* Directive *
Reproduce every record below exactly as written, leaving out any pictures.

* Data records *
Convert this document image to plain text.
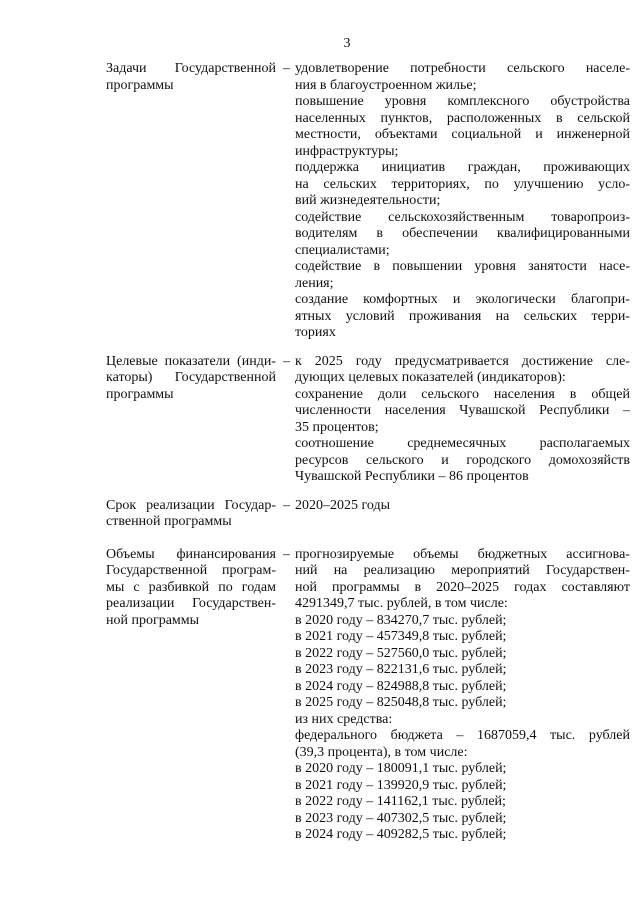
3
Задачи Государственной
программы
– удовлетворение потребности сельского населе-
ния в благоустроенном жилье;
повышение уровня комплексного обустройства
населенных пунктов, расположенных в сельской
местности, объектами социальной и инженерной
инфраструктуры;
поддержка инициатив граждан, проживающих
на сельских территориях, по улучшению усло-
вий жизнедеятельности;
содействие сельскохозяйственным товаропроиз-
водителям в обеспечении квалифицированными
специалистами;
содействие в повышении уровня занятости насе-
ления;
создание комфортных и экологически благопри-
ятных условий проживания на сельских терри-
ториях
Целевые показатели (инди-
каторы) Государственной
программы
– к 2025 году предусматривается достижение сле-
дующих целевых показателей (индикаторов):
сохранение доли сельского населения в общей
численности населения Чувашской Республики –
35 процентов;
соотношение среднемесячных располагаемых
ресурсов сельского и городского домохозяйств
Чувашской Республики – 86 процентов
Срок реализации Государ-
ственной программы
– 2020–2025 годы
Объемы финансирования
Государственной програм-
мы с разбивкой по годам
реализации Государствен-
ной программы
– прогнозируемые объемы бюджетных ассигнова-
ний на реализацию мероприятий Государствен-
ной программы в 2020–2025 годах составляют
4291349,7 тыс. рублей, в том числе:
в 2020 году – 834270,7 тыс. рублей;
в 2021 году – 457349,8 тыс. рублей;
в 2022 году – 527560,0 тыс. рублей;
в 2023 году – 822131,6 тыс. рублей;
в 2024 году – 824988,8 тыс. рублей;
в 2025 году – 825048,8 тыс. рублей;
из них средства:
федерального бюджета – 1687059,4 тыс. рублей
(39,3 процента), в том числе:
в 2020 году – 180091,1 тыс. рублей;
в 2021 году – 139920,9 тыс. рублей;
в 2022 году – 141162,1 тыс. рублей;
в 2023 году – 407302,5 тыс. рублей;
в 2024 году – 409282,5 тыс. рублей;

* Answer to this problem *
Convert this document image to plain text.
3
Задачи Государственной
программы
– удовлетворение потребности сельского населе-
ния в благоустроенном жилье;
повышение уровня комплексного обустройства
населенных пунктов, расположенных в сельской
местности, объектами социальной и инженерной
инфраструктуры;
поддержка инициатив граждан, проживающих
на сельских территориях, по улучшению усло-
вий жизнедеятельности;
содействие сельскохозяйственным товаропроиз-
водителям в обеспечении квалифицированными
специалистами;
содействие в повышении уровня занятости насе-
ления;
создание комфортных и экологически благопри-
ятных условий проживания на сельских терри-
ториях
Целевые показатели (инди-
каторы) Государственной
программы
– к 2025 году предусматривается достижение сле-
дующих целевых показателей (индикаторов):
сохранение доли сельского населения в общей
численности населения Чувашской Республики –
35 процентов;
соотношение среднемесячных располагаемых
ресурсов сельского и городского домохозяйств
Чувашской Республики – 86 процентов
Срок реализации Государ-
ственной программы
– 2020–2025 годы
Объемы финансирования
Государственной програм-
мы с разбивкой по годам
реализации Государствен-
ной программы
– прогнозируемые объемы бюджетных ассигнова-
ний на реализацию мероприятий Государствен-
ной программы в 2020–2025 годах составляют
4291349,7 тыс. рублей, в том числе:
в 2020 году – 834270,7 тыс. рублей;
в 2021 году – 457349,8 тыс. рублей;
в 2022 году – 527560,0 тыс. рублей;
в 2023 году – 822131,6 тыс. рублей;
в 2024 году – 824988,8 тыс. рублей;
в 2025 году – 825048,8 тыс. рублей;
из них средства:
федерального бюджета – 1687059,4 тыс. рублей
(39,3 процента), в том числе:
в 2020 году – 180091,1 тыс. рублей;
в 2021 году – 139920,9 тыс. рублей;
в 2022 году – 141162,1 тыс. рублей;
в 2023 году – 407302,5 тыс. рублей;
в 2024 году – 409282,5 тыс. рублей;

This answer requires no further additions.